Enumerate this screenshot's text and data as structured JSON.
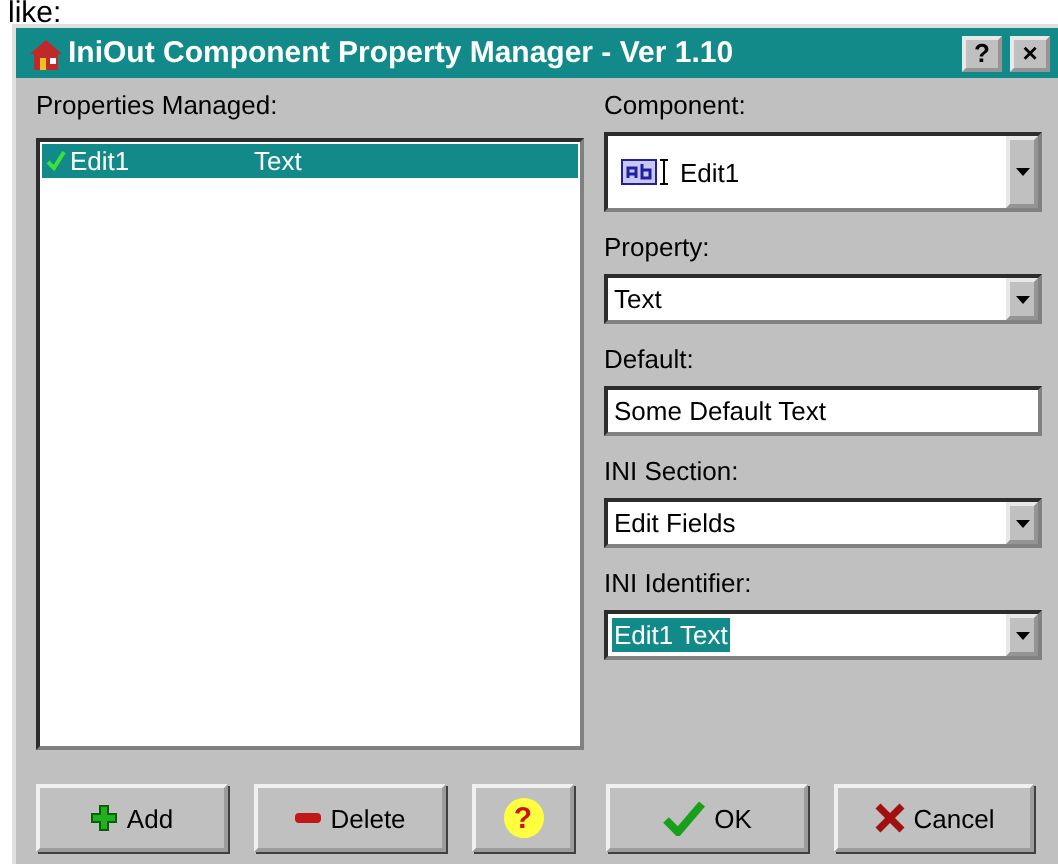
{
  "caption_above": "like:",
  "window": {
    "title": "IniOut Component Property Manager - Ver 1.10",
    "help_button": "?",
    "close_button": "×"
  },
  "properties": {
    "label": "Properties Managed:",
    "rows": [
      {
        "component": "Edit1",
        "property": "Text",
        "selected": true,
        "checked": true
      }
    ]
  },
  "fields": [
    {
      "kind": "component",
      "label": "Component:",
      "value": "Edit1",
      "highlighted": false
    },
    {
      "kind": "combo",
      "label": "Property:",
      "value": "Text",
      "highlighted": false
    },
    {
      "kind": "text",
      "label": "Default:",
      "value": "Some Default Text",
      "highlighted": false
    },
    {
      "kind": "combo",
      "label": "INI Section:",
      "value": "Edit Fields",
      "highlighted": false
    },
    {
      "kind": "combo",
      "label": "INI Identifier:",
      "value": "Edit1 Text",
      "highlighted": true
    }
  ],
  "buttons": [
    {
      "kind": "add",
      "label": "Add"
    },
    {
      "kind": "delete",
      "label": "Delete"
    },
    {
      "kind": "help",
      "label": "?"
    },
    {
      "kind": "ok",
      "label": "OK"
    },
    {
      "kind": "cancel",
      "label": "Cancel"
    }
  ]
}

^^^^^^^^

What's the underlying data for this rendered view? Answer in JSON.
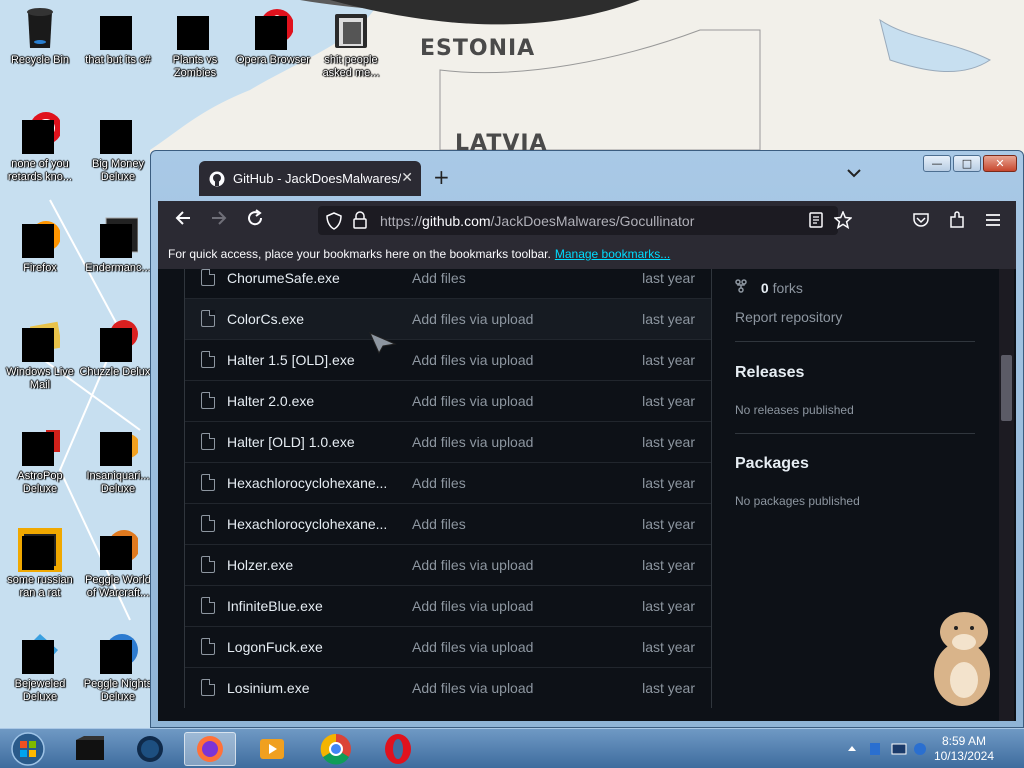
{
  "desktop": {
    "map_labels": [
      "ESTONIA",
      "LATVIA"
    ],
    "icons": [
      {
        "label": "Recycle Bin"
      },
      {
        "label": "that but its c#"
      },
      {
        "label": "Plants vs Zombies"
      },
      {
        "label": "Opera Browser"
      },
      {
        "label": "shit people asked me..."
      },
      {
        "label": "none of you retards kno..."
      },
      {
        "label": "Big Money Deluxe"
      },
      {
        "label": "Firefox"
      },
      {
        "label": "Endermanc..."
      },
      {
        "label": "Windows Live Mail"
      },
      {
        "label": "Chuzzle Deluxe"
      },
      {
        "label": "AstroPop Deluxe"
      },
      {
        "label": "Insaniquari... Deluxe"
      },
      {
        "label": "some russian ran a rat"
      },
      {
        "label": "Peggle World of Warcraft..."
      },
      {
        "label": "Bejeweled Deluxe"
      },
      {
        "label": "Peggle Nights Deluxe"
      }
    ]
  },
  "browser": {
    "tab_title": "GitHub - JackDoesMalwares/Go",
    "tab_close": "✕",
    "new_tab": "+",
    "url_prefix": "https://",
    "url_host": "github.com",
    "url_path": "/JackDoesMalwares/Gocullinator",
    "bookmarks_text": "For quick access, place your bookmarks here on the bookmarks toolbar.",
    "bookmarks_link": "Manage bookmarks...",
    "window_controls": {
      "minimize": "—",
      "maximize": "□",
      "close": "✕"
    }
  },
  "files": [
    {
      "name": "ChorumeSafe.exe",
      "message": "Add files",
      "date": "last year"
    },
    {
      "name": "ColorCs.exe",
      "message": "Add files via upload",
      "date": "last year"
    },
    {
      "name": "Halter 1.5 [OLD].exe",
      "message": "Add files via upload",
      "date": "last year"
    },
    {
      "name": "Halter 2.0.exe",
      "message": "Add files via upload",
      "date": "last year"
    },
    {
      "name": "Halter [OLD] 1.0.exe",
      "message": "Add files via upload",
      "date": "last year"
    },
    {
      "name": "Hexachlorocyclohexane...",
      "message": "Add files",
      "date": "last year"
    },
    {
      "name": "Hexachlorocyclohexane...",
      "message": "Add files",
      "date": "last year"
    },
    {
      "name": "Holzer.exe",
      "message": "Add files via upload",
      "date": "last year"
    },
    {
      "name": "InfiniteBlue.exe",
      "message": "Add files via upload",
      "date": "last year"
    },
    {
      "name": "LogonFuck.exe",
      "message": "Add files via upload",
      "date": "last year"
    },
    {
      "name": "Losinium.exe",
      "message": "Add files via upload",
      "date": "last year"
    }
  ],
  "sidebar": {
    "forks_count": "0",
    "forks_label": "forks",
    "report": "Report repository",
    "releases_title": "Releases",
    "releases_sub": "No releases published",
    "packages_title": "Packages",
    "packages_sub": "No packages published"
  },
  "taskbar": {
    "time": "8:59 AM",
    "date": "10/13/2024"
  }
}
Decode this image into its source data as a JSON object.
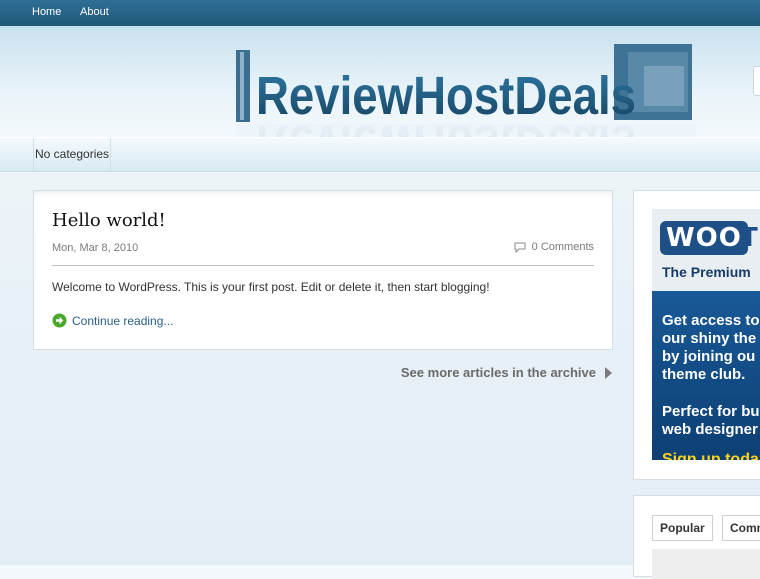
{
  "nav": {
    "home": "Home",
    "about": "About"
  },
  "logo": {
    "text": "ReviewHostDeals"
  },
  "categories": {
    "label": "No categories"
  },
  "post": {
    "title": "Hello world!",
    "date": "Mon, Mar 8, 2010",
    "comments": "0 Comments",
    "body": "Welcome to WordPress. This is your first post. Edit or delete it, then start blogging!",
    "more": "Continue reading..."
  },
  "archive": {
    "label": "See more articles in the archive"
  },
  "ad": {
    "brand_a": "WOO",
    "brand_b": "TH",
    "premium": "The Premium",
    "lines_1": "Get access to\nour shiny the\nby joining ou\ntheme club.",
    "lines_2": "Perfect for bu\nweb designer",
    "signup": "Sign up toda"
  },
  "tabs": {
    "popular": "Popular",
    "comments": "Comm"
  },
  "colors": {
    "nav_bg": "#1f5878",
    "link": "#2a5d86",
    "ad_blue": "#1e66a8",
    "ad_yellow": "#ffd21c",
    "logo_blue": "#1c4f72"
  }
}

^^^^^^^^

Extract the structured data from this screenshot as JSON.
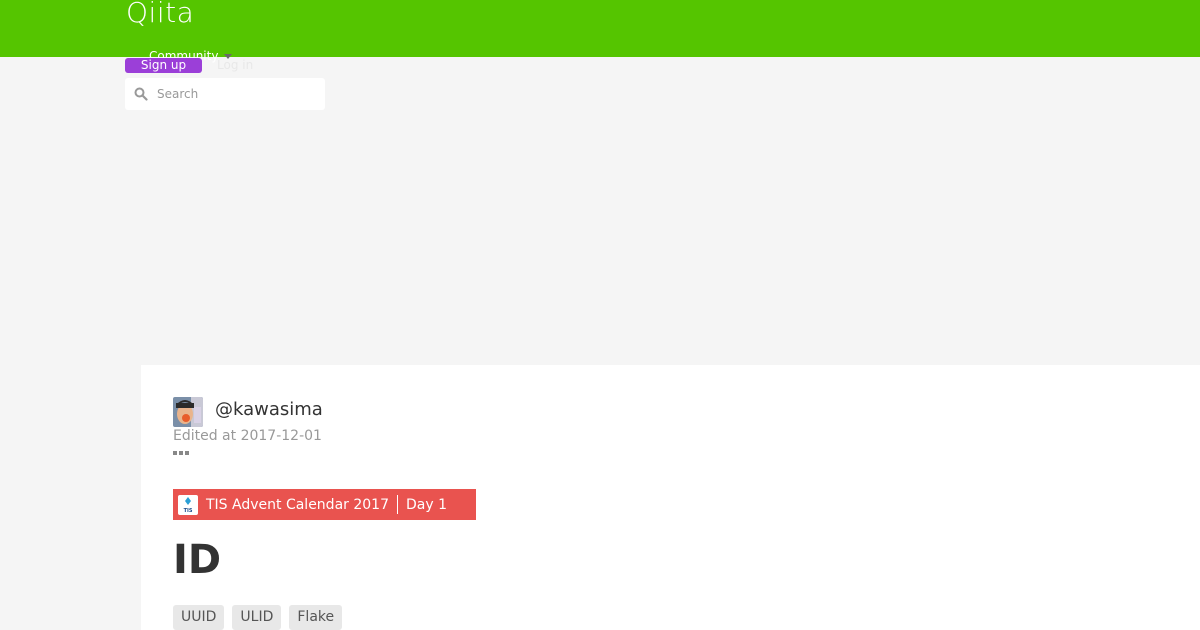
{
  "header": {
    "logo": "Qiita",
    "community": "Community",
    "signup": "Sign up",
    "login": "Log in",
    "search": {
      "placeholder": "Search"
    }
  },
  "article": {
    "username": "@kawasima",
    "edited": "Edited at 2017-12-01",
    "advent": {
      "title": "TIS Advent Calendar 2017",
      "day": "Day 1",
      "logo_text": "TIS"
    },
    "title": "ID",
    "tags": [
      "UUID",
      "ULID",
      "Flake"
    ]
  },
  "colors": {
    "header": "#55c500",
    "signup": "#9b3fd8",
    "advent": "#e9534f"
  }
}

^^^^^^^^

• GIVEN TASK: Above are the records. Identify each line that contains the word "access".

• OUTPUT FOR THIS TASK:
    "bookmarks_text": "For quick access, place your bookmarks here on the bookmarks toolbar.",
    "lines_1": "Get access to\nour shiny the\nby joining ou\ntheme club.",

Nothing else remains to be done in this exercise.